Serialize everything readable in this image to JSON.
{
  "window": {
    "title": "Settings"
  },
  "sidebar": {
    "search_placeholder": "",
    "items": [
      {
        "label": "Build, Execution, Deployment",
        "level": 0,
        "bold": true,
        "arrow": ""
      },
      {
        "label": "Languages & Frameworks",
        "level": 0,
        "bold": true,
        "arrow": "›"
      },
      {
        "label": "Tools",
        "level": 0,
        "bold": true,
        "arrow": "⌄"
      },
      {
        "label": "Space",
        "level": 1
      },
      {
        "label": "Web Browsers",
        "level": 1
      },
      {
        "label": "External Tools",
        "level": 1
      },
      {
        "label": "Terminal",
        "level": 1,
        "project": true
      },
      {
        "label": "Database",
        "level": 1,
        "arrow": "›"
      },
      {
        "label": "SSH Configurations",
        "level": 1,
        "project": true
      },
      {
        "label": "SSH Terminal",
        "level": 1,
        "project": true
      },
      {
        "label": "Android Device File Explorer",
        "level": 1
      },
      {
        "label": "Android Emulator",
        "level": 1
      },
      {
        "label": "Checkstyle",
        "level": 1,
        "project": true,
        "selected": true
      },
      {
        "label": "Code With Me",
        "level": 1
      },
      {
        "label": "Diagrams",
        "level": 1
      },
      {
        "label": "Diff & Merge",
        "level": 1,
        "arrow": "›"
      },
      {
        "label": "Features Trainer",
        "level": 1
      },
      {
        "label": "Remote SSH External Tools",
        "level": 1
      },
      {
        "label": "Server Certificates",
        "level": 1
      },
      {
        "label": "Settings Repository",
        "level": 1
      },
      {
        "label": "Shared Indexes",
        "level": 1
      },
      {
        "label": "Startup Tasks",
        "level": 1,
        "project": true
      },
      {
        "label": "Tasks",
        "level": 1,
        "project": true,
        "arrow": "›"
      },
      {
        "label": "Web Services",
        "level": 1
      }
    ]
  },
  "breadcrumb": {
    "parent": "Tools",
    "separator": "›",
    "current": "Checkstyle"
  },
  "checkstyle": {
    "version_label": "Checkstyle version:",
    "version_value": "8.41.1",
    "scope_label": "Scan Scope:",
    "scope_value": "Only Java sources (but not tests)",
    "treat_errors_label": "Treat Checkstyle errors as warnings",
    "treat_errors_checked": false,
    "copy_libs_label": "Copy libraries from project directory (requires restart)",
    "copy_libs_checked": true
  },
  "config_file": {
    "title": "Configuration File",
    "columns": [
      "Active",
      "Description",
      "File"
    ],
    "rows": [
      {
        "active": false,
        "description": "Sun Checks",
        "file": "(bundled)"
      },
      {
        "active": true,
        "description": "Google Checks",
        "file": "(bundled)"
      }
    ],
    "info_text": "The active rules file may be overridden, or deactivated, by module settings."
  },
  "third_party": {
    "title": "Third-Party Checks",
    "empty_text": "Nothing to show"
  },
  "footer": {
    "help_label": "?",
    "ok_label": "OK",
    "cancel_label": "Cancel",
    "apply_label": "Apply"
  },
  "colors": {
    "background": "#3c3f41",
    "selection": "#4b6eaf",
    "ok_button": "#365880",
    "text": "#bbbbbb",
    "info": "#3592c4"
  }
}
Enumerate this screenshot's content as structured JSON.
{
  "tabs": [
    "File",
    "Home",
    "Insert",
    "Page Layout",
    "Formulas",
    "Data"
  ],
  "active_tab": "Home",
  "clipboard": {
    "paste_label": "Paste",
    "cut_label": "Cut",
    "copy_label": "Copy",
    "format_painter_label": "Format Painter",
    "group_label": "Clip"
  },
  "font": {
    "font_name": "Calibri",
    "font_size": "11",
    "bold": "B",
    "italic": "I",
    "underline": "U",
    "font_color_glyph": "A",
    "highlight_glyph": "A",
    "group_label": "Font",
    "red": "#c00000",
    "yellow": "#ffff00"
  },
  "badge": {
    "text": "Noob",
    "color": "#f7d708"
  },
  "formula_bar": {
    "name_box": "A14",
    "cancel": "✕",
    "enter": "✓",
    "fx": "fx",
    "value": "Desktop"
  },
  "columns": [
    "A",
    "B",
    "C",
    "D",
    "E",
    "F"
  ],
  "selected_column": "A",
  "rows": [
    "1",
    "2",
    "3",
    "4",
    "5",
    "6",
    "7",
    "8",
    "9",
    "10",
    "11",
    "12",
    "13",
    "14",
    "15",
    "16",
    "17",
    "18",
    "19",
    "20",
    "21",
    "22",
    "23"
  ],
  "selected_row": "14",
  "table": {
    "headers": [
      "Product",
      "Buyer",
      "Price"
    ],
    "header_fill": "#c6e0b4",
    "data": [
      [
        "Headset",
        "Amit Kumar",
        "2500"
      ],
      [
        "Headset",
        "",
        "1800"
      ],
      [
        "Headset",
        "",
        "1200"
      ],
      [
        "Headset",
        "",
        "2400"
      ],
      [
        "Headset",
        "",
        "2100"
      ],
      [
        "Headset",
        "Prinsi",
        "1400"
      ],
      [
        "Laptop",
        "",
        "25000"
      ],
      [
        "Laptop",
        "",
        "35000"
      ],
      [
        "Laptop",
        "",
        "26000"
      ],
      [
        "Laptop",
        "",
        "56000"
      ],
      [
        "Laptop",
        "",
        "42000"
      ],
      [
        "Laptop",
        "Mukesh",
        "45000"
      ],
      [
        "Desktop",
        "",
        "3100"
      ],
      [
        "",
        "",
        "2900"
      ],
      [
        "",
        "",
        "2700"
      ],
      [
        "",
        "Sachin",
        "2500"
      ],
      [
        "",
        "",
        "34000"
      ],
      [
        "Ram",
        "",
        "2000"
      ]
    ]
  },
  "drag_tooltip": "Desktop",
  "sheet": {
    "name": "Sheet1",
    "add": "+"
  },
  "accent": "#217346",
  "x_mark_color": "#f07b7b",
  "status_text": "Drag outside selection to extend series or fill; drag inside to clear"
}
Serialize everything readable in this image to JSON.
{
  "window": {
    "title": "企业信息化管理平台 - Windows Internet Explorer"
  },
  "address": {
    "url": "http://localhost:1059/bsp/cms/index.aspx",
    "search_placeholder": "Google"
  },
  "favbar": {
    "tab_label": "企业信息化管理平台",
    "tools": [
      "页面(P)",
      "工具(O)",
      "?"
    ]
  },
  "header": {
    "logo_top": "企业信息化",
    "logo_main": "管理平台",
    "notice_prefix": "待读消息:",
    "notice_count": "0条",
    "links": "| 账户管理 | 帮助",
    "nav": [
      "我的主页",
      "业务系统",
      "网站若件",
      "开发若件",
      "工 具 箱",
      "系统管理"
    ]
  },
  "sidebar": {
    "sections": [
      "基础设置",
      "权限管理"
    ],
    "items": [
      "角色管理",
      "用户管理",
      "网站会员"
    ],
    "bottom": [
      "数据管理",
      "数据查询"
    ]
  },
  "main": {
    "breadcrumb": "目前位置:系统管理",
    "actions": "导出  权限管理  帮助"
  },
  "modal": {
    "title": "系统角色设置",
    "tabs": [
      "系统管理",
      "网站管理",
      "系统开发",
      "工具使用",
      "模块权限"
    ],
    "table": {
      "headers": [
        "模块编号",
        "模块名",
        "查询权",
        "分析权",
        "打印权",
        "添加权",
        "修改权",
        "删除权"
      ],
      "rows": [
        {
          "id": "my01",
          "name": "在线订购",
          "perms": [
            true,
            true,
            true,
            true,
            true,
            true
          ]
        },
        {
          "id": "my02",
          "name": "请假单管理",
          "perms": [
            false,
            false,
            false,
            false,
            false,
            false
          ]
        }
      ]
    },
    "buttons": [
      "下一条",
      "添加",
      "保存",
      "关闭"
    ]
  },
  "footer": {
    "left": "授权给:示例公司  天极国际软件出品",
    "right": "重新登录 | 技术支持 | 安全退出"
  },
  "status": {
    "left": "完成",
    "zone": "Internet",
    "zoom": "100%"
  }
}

-------------------------

WRITTEN REQUEST
Copy each line of the records containing the string "Android".

FINAL RESULT
        "label": "Android Device File Explorer",
        "label": "Android Emulator",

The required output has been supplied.